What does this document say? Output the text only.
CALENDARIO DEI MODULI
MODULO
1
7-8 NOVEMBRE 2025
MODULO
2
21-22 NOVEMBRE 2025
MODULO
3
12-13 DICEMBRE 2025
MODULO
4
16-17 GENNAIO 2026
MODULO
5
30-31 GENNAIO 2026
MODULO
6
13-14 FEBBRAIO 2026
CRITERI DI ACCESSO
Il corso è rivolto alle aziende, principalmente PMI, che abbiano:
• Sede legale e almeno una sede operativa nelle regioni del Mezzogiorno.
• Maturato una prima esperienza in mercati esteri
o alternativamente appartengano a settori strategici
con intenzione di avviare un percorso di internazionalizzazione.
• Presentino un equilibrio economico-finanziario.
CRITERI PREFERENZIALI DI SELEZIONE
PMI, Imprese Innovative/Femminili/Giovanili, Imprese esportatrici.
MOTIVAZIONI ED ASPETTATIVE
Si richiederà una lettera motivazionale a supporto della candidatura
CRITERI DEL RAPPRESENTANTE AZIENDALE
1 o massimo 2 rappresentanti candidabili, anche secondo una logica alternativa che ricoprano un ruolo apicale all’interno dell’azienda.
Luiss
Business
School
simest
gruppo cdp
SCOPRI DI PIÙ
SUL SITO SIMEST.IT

******

[Work to complete] Note each line of the entries that has "CRITERI" in it, and copy those lines.

[Result below]
CRITERI DI ACCESSO
CRITERI PREFERENZIALI DI SELEZIONE
CRITERI DEL RAPPRESENTANTE AZIENDALE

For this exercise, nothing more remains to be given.